Sort through the entries below and pull out lines containing the word "Entertainment".

Dataset excerpt
(begin)

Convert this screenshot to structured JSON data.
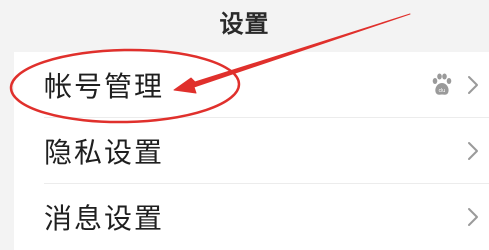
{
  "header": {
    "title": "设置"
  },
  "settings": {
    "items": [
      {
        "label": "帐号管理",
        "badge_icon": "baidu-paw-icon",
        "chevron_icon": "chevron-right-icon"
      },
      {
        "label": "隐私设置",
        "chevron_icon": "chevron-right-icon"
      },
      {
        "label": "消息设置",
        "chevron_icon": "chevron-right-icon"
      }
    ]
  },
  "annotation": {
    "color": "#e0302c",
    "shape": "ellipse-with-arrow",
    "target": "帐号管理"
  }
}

(end)
(begin)

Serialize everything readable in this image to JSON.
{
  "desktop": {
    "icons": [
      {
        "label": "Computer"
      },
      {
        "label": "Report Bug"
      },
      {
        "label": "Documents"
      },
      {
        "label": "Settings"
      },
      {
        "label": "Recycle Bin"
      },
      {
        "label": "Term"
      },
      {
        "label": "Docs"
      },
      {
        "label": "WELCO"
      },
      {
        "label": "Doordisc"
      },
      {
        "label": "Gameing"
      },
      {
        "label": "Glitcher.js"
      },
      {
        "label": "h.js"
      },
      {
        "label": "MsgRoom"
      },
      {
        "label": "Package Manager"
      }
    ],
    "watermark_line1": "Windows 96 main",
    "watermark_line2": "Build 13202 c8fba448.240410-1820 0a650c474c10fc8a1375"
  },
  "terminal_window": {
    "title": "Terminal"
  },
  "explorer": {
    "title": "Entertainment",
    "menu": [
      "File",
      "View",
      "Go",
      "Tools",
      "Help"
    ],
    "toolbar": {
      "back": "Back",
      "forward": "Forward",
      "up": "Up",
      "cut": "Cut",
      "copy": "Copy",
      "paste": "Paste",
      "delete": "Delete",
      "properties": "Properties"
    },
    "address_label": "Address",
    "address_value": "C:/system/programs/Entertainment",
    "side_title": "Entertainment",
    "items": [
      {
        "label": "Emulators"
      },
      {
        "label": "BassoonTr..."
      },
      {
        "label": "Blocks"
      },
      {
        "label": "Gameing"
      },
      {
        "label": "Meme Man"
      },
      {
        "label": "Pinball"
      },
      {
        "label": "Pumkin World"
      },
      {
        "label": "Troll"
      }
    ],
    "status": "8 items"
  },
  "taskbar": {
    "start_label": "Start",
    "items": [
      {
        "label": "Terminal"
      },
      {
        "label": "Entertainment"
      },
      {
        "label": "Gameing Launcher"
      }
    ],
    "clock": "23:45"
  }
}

(end)

** EXERCISE OUTPUT **
    "title": "Entertainment",
    "address_value": "C:/system/programs/Entertainment",
    "side_title": "Entertainment",
        "label": "Entertainment"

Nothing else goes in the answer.